Repeat each entry as written, dropping any picture you find.

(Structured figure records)
****************

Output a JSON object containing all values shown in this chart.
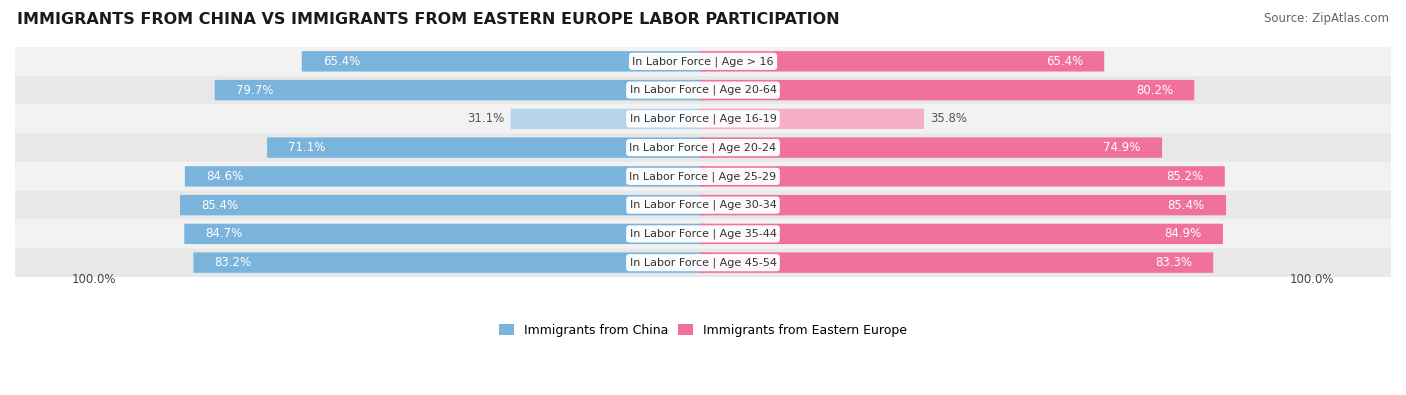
{
  "title": "IMMIGRANTS FROM CHINA VS IMMIGRANTS FROM EASTERN EUROPE LABOR PARTICIPATION",
  "source": "Source: ZipAtlas.com",
  "categories": [
    "In Labor Force | Age > 16",
    "In Labor Force | Age 20-64",
    "In Labor Force | Age 16-19",
    "In Labor Force | Age 20-24",
    "In Labor Force | Age 25-29",
    "In Labor Force | Age 30-34",
    "In Labor Force | Age 35-44",
    "In Labor Force | Age 45-54"
  ],
  "china_values": [
    65.4,
    79.7,
    31.1,
    71.1,
    84.6,
    85.4,
    84.7,
    83.2
  ],
  "europe_values": [
    65.4,
    80.2,
    35.8,
    74.9,
    85.2,
    85.4,
    84.9,
    83.3
  ],
  "china_color": "#7ab4dc",
  "china_color_light": "#b8d4ec",
  "europe_color": "#f0729a",
  "europe_color_light": "#f5b0c8",
  "row_bg_even": "#f2f2f2",
  "row_bg_odd": "#e8e8e8",
  "max_value": 100.0,
  "label_color_dark": "#555555",
  "label_color_white": "#ffffff",
  "title_fontsize": 11.5,
  "source_fontsize": 8.5,
  "bar_label_fontsize": 8.5,
  "category_fontsize": 8.0,
  "legend_fontsize": 9,
  "bar_height": 0.7,
  "background_color": "#ffffff",
  "light_rows": [
    2
  ]
}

****************

(PROBLEM SOLUTION)
Output a JSON object containing all values shown in this chart.
{
  "title": "IMMIGRANTS FROM CHINA VS IMMIGRANTS FROM EASTERN EUROPE LABOR PARTICIPATION",
  "source": "Source: ZipAtlas.com",
  "categories": [
    "In Labor Force | Age > 16",
    "In Labor Force | Age 20-64",
    "In Labor Force | Age 16-19",
    "In Labor Force | Age 20-24",
    "In Labor Force | Age 25-29",
    "In Labor Force | Age 30-34",
    "In Labor Force | Age 35-44",
    "In Labor Force | Age 45-54"
  ],
  "china_values": [
    65.4,
    79.7,
    31.1,
    71.1,
    84.6,
    85.4,
    84.7,
    83.2
  ],
  "europe_values": [
    65.4,
    80.2,
    35.8,
    74.9,
    85.2,
    85.4,
    84.9,
    83.3
  ],
  "china_color": "#7ab4dc",
  "china_color_light": "#b8d4ec",
  "europe_color": "#f0729a",
  "europe_color_light": "#f5b0c8",
  "row_bg_even": "#f2f2f2",
  "row_bg_odd": "#e8e8e8",
  "max_value": 100.0,
  "label_color_dark": "#555555",
  "label_color_white": "#ffffff",
  "title_fontsize": 11.5,
  "source_fontsize": 8.5,
  "bar_label_fontsize": 8.5,
  "category_fontsize": 8.0,
  "legend_fontsize": 9,
  "bar_height": 0.7,
  "background_color": "#ffffff",
  "light_rows": [
    2
  ]
}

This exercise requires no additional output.